Jacob Kaplan-Moss

"Syntactic Sugar"

I wrote this post in 2008, more than 16 years ago. It may be very out of date, partially or totally incorrect. I may even no longer agree with this, or might approach things differently if I wrote this post today. I rarely edit posts after writing them, but if I have there'll be a note at the bottom about what I changed and why. If something in this post is actively harmful or dangerous please get in touch and I'll fix it.

It frustrates me when I hear people dismiss the differences between computer languages. There really isn’t any difference between languages, the argument goes, because “all Turing complete language differ solely on syntactic sugar.”

That’s a direct quote from part twelve of Michele Simionato’s excellent The Adventures of a Pythonista in Schemeland, but I’ve got no beef with his articles. Like I say, they’ve been an excellent introduction to Scheme for me. However, I’ve seen this particular assertion – “all programming languages are the same because they’re all Turing complete” – used repeatedly as long as I’ve been a programmer. It drives me nuts.

Sure, it’s true on a technical level. Any computer language we write gets interpreted and compiled down to machine code, so at a practical level a C program with a for(;;) loop and a Python list comprehension might end up with the same values flowing over my registers and the same instructions dropping into the CPU. But this reductionist view of programming completely ignores the incredibly important role that language plays in thought.

The traditional view of languages – human or computer – is that they’re a tool we use to express thought. But modern literary and linguistic theory holds that it’s a two way street: our thought drives our language, but the language we use leaves an indelible imprint on our thought processes. I’m not a linguist, but from what I can tell the Sapir-Whorf hypothesis is the main designator for this idea of language influencing thought.

There’s no question in my mind that this applies full-force to software development: different languages make it easier or harder to conceive of certain types and classes of algorithms. So-called “syntactic sugar” can make a big difference in efficiency: one language might naturally lend itself to writing a something close to the theoretically optimal case, while another might lead you towards a different, less efficient, solution.

Most importantly, though, is the way that computer languages intersect with our own thoughts. You’ll often a developer talk about how his favorite language “fits my brain” or “matches the way I think.” As a group of analytical types, we often dismiss these types of assertions in favor of more quantitative measurements of performance or memory consumption. But that’s a huge mistake: we’ll always be more productive in a language that promotes a type of thought with which we’re already familiar.

**Problem requirements**
Summarize the post on "Syntactic Sugar" in two sentences.

**Provided material**
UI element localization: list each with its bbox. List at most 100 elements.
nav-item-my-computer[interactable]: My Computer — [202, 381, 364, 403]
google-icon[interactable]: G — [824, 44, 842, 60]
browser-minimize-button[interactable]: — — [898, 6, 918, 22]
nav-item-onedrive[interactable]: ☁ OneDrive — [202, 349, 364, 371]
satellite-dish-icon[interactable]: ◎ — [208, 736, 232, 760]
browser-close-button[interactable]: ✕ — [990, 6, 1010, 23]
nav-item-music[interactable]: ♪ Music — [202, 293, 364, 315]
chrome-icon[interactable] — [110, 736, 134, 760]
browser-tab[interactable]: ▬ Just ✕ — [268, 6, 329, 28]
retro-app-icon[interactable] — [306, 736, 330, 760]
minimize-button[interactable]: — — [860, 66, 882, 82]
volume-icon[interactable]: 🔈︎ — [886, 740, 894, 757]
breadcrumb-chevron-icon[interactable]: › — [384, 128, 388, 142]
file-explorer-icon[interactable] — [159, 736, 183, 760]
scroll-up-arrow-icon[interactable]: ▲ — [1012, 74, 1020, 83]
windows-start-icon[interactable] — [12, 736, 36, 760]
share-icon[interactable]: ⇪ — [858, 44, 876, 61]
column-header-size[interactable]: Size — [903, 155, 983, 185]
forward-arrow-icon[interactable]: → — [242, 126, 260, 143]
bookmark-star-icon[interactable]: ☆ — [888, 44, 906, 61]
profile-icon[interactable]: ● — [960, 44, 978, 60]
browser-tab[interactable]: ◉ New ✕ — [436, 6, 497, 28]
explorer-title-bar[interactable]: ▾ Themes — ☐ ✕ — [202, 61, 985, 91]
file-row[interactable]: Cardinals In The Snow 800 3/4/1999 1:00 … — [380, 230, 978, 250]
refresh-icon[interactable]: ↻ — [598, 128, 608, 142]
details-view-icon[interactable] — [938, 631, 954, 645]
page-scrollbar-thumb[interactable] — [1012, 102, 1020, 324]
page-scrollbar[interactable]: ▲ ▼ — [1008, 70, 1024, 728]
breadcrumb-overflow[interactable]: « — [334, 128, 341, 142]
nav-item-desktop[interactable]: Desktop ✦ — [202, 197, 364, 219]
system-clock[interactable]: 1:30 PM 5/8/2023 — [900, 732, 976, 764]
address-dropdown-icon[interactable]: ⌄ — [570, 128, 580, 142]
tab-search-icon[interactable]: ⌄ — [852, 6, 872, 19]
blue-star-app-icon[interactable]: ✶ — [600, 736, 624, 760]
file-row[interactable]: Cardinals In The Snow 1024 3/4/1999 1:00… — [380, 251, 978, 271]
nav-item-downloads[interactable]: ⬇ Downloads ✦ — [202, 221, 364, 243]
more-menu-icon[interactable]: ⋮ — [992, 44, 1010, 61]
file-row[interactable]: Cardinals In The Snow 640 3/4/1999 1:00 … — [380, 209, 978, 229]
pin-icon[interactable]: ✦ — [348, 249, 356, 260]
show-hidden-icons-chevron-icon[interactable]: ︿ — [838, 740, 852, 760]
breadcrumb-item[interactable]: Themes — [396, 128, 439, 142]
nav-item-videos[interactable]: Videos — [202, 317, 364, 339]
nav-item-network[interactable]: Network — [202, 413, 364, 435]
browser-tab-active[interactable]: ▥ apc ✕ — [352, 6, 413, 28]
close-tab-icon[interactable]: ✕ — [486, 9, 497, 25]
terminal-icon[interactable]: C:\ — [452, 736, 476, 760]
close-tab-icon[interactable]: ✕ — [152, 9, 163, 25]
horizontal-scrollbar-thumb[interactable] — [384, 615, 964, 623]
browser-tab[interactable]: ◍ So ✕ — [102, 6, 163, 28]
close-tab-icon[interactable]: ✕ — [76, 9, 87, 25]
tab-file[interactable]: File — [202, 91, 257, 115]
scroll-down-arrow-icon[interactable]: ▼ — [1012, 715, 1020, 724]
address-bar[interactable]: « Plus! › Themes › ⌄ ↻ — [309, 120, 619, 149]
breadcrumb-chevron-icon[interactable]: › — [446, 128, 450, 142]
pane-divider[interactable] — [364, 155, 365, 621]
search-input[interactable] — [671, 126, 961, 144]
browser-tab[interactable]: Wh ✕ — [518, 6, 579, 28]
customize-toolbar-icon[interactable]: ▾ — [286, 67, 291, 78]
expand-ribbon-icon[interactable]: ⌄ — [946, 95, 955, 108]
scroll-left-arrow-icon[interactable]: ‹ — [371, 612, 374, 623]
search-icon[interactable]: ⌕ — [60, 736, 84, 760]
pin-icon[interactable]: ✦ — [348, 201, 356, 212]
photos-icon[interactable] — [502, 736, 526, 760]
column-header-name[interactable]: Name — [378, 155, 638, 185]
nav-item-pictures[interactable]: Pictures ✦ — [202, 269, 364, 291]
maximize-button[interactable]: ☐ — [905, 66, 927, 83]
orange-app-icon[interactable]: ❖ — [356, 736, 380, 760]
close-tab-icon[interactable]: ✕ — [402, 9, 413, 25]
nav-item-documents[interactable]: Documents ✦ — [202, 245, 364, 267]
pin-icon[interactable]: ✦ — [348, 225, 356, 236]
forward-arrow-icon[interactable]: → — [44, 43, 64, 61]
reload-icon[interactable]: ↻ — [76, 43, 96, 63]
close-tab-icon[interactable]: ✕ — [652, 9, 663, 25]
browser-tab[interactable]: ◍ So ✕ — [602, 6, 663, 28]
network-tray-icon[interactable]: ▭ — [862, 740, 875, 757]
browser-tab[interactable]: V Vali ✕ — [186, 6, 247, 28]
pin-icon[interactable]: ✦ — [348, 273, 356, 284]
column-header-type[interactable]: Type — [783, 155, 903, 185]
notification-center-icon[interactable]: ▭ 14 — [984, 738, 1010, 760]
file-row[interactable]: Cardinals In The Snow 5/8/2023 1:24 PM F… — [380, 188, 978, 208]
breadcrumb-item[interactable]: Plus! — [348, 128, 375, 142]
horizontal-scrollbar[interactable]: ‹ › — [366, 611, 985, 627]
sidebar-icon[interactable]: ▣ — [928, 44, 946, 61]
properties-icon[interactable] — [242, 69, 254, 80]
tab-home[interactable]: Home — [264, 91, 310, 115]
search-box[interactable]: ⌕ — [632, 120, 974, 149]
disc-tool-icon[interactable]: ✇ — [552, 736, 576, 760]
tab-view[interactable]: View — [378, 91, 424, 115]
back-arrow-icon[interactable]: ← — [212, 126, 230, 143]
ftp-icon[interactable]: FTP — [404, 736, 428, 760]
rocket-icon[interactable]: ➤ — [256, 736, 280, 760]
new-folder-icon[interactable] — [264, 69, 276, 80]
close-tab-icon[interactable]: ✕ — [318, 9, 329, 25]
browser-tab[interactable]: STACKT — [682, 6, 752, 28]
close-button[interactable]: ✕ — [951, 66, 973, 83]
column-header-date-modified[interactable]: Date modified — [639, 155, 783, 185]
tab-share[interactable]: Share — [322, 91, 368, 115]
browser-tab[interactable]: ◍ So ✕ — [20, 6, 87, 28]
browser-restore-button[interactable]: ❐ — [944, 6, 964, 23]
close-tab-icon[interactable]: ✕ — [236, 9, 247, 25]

**Your response**
The post objects to the claim that all Turing-complete languages differ only in syntactic sugar, granting that it is technically true but arguing that it ignores the important role language plays in thought. It holds that languages shape how developers think, making some algorithms easier or harder to conceive and affecting efficiency, and that people are more productive in a language that promotes a type of thought they already know.